Saved data entries:
■ ■ ■ ■ ■ ■ ■

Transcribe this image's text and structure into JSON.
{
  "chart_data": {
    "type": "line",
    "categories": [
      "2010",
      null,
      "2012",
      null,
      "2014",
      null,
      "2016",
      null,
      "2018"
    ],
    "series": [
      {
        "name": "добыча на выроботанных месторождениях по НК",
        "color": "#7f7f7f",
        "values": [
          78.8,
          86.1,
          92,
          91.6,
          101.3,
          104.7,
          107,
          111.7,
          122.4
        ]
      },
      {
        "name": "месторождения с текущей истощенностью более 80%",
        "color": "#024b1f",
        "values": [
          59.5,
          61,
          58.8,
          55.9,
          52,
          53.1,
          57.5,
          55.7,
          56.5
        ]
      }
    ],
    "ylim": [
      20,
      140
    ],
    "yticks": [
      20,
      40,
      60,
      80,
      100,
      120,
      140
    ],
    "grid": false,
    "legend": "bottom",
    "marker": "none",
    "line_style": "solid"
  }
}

■ ■ ■ ■ ■ ■ ■

Direction:
Write out all the data again, exactly as it appears.

Exercise response:
Transcribe this image's text and structure into JSON.
{
  "chart_data": {
    "type": "line",
    "categories": [
      "2010",
      null,
      "2012",
      null,
      "2014",
      null,
      "2016",
      null,
      "2018"
    ],
    "series": [
      {
        "name": "добыча на выроботанных месторождениях по НК",
        "color": "#7f7f7f",
        "values": [
          78.8,
          86.1,
          92,
          91.6,
          101.3,
          104.7,
          107,
          111.7,
          122.4
        ]
      },
      {
        "name": "месторождения с текущей истощенностью более 80%",
        "color": "#024b1f",
        "values": [
          59.5,
          61,
          58.8,
          55.9,
          52,
          53.1,
          57.5,
          55.7,
          56.5
        ]
      }
    ],
    "ylim": [
      20,
      140
    ],
    "yticks": [
      20,
      40,
      60,
      80,
      100,
      120,
      140
    ],
    "grid": false,
    "legend": "bottom",
    "marker": "none",
    "line_style": "solid"
  }
}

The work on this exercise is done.